[Dataset entries]
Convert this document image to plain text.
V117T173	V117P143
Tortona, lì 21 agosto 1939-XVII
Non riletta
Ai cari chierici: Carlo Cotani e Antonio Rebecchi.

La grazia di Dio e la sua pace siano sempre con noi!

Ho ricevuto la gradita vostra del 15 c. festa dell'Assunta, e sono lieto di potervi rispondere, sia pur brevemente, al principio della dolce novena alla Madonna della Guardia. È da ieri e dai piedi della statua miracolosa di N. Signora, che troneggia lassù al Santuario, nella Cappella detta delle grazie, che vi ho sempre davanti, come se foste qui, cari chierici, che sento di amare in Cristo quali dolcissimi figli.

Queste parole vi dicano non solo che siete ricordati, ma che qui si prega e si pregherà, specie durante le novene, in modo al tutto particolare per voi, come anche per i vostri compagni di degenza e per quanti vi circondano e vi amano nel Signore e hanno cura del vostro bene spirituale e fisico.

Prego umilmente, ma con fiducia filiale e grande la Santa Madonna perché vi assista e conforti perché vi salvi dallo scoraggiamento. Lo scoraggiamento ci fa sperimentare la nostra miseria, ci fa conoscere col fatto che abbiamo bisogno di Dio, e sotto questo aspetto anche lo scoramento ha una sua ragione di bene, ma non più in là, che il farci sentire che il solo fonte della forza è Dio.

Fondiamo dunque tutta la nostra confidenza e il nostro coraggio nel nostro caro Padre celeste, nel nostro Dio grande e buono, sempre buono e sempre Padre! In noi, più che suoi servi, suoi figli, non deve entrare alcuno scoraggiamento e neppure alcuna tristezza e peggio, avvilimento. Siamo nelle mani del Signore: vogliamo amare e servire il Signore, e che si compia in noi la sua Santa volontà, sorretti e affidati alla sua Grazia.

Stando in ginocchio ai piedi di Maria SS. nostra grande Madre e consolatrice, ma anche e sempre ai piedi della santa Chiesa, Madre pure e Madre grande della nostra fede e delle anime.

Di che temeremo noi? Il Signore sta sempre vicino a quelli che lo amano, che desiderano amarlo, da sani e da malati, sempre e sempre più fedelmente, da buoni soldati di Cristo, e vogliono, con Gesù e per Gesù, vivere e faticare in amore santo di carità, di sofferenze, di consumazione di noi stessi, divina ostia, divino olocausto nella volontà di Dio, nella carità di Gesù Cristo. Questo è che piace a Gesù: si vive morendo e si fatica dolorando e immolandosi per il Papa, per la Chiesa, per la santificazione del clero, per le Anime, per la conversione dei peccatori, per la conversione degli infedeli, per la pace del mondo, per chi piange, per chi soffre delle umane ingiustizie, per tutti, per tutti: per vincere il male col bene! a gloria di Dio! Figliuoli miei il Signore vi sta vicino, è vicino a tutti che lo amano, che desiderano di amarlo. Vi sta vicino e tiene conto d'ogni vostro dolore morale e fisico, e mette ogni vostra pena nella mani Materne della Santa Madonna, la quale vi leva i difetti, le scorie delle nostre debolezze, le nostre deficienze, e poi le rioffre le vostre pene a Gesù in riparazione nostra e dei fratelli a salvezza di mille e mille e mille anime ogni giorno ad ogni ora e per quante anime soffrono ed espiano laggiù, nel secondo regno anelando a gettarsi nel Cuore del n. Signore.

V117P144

**EXERCISE INSTRUCTIONS:**
Which lines hold the word "Chiesa"? Copy all of them.

**FINISHED ANSWER:**
Stando in ginocchio ai piedi di Maria SS. nostra grande Madre e consolatrice, ma anche e sempre ai piedi della santa Chiesa, Madre pure e Madre grande della nostra fede e delle anime.
Di che temeremo noi? Il Signore sta sempre vicino a quelli che lo amano, che desiderano amarlo, da sani e da malati, sempre e sempre più fedelmente, da buoni soldati di Cristo, e vogliono, con Gesù e per Gesù, vivere e faticare in amore santo di carità, di sofferenze, di consumazione di noi stessi, divina ostia, divino olocausto nella volontà di Dio, nella carità di Gesù Cristo. Questo è che piace a Gesù: si vive morendo e si fatica dolorando e immolandosi per il Papa, per la Chiesa, per la santificazione del clero, per le Anime, per la conversione dei peccatori, per la conversione degli infedeli, per la pace del mondo, per chi piange, per chi soffre delle umane ingiustizie, per tutti, per tutti: per vincere il male col bene! a gloria di Dio! Figliuoli miei il Signore vi sta vicino, è vicino a tutti che lo amano, che desiderano di amarlo. Vi sta vicino e tiene conto d'ogni vostro dolore morale e fisico, e mette ogni vostra pena nella mani Materne della Santa Madonna, la quale vi leva i difetti, le scorie delle nostre debolezze, le nostre deficienze, e poi le rioffre le vostre pene a Gesù in riparazione nostra e dei fratelli a salvezza di mille e mille e mille anime ogni giorno ad ogni ora e per quante anime soffrono ed espiano laggiù, nel secondo regno anelando a gettarsi nel Cuore del n. Signore.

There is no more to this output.